Go through the listing below and gather every line with the word "title".

● ● ● ●

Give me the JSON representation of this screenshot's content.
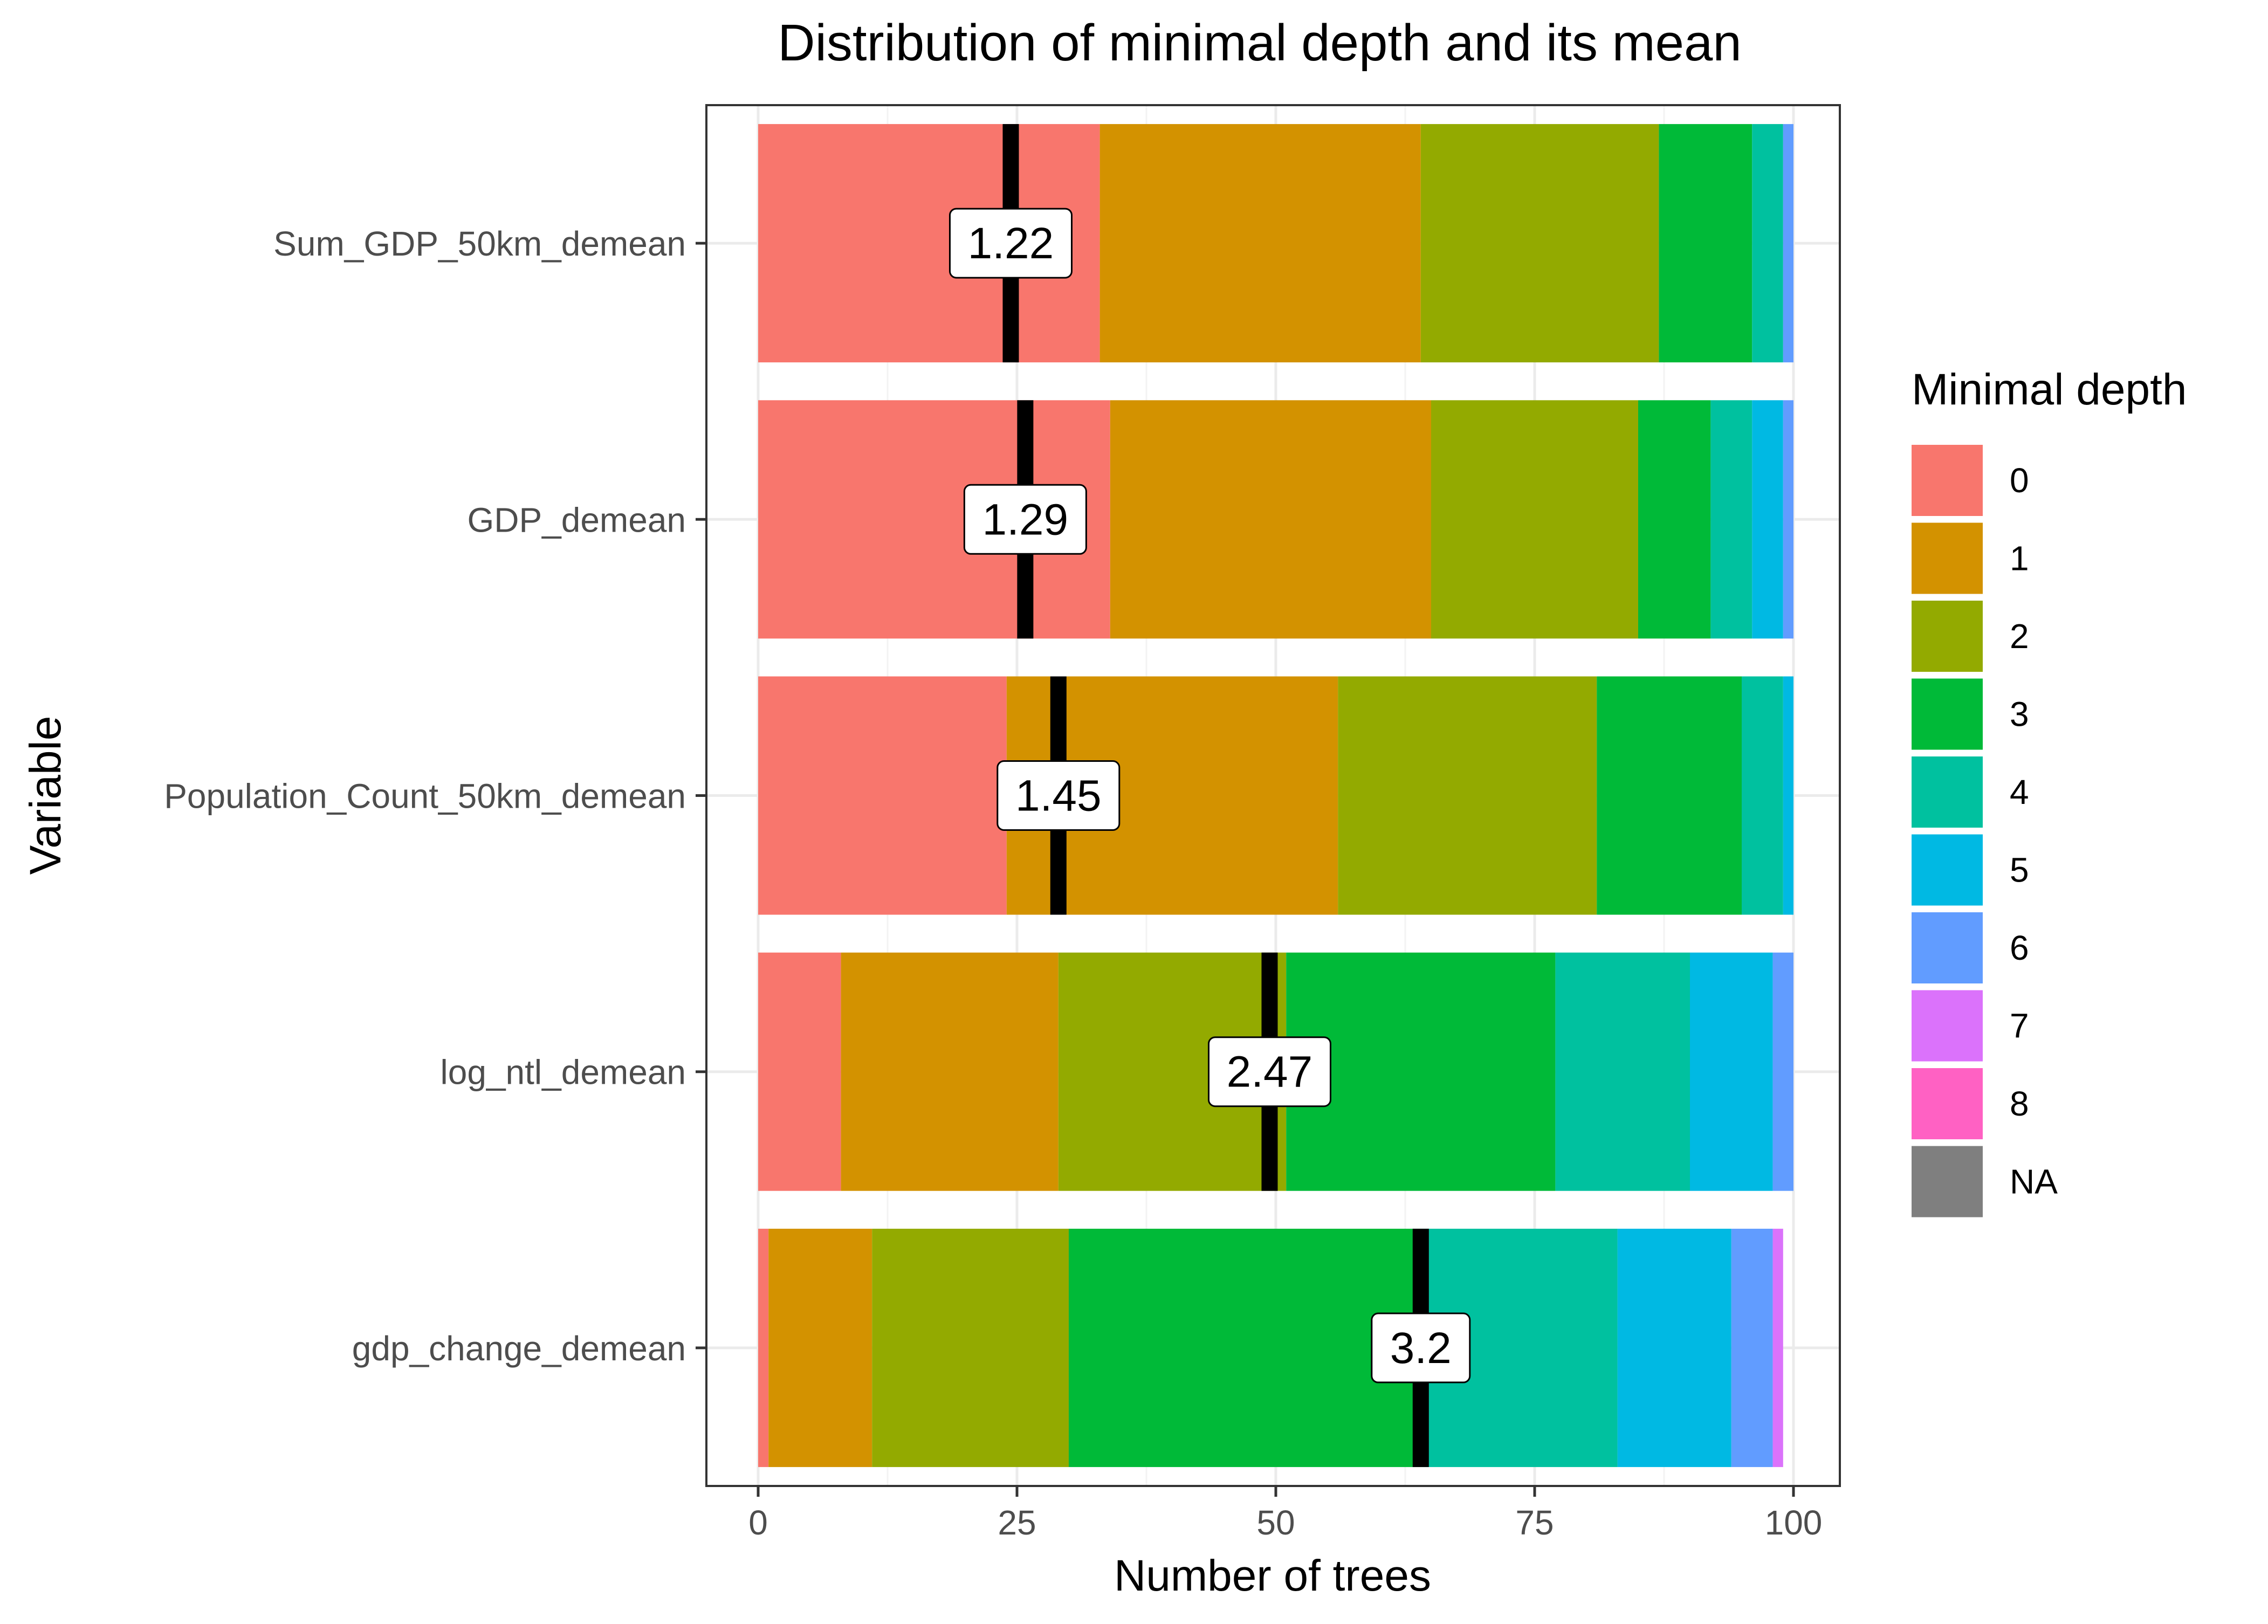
{
  "chart_data": {
    "type": "bar",
    "orientation": "horizontal",
    "stacked": true,
    "title": "Distribution of minimal depth and its mean",
    "xlabel": "Number of trees",
    "ylabel": "Variable",
    "xlim": [
      0,
      100
    ],
    "xticks": [
      0,
      25,
      50,
      75,
      100
    ],
    "xtick_labels": [
      "0",
      "25",
      "50",
      "75",
      "100"
    ],
    "grid": true,
    "legend": {
      "title": "Minimal depth",
      "position": "right",
      "labels": [
        "0",
        "1",
        "2",
        "3",
        "4",
        "5",
        "6",
        "7",
        "8",
        "NA"
      ],
      "colors": [
        "#F8766D",
        "#D39200",
        "#93AA00",
        "#00BA38",
        "#00C19F",
        "#00B9E3",
        "#619CFF",
        "#DB72FB",
        "#FF61C3",
        "#7F7F7F"
      ]
    },
    "categories": [
      "Sum_GDP_50km_demean",
      "GDP_demean",
      "Population_Count_50km_demean",
      "log_ntl_demean",
      "gdp_change_demean"
    ],
    "series": [
      {
        "name": "0",
        "values": [
          33,
          34,
          24,
          8,
          1
        ]
      },
      {
        "name": "1",
        "values": [
          31,
          31,
          32,
          21,
          10
        ]
      },
      {
        "name": "2",
        "values": [
          23,
          20,
          25,
          22,
          19
        ]
      },
      {
        "name": "3",
        "values": [
          9,
          7,
          14,
          26,
          34
        ]
      },
      {
        "name": "4",
        "values": [
          3,
          4,
          4,
          13,
          19
        ]
      },
      {
        "name": "5",
        "values": [
          0,
          3,
          1,
          8,
          11
        ]
      },
      {
        "name": "6",
        "values": [
          1,
          1,
          0,
          2,
          4
        ]
      },
      {
        "name": "7",
        "values": [
          0,
          0,
          0,
          0,
          1
        ]
      },
      {
        "name": "8",
        "values": [
          0,
          0,
          0,
          0,
          0
        ]
      },
      {
        "name": "NA",
        "values": [
          0,
          0,
          0,
          0,
          0
        ]
      }
    ],
    "mean_minimal_depth": {
      "values": [
        1.22,
        1.29,
        1.45,
        2.47,
        3.2
      ],
      "labels": [
        "1.22",
        "1.29",
        "1.45",
        "2.47",
        "3.2"
      ]
    }
  }
}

● ● ● ●

_Answer to the problem:_
    "title": "Distribution of minimal depth and its mean",
      "title": "Minimal depth",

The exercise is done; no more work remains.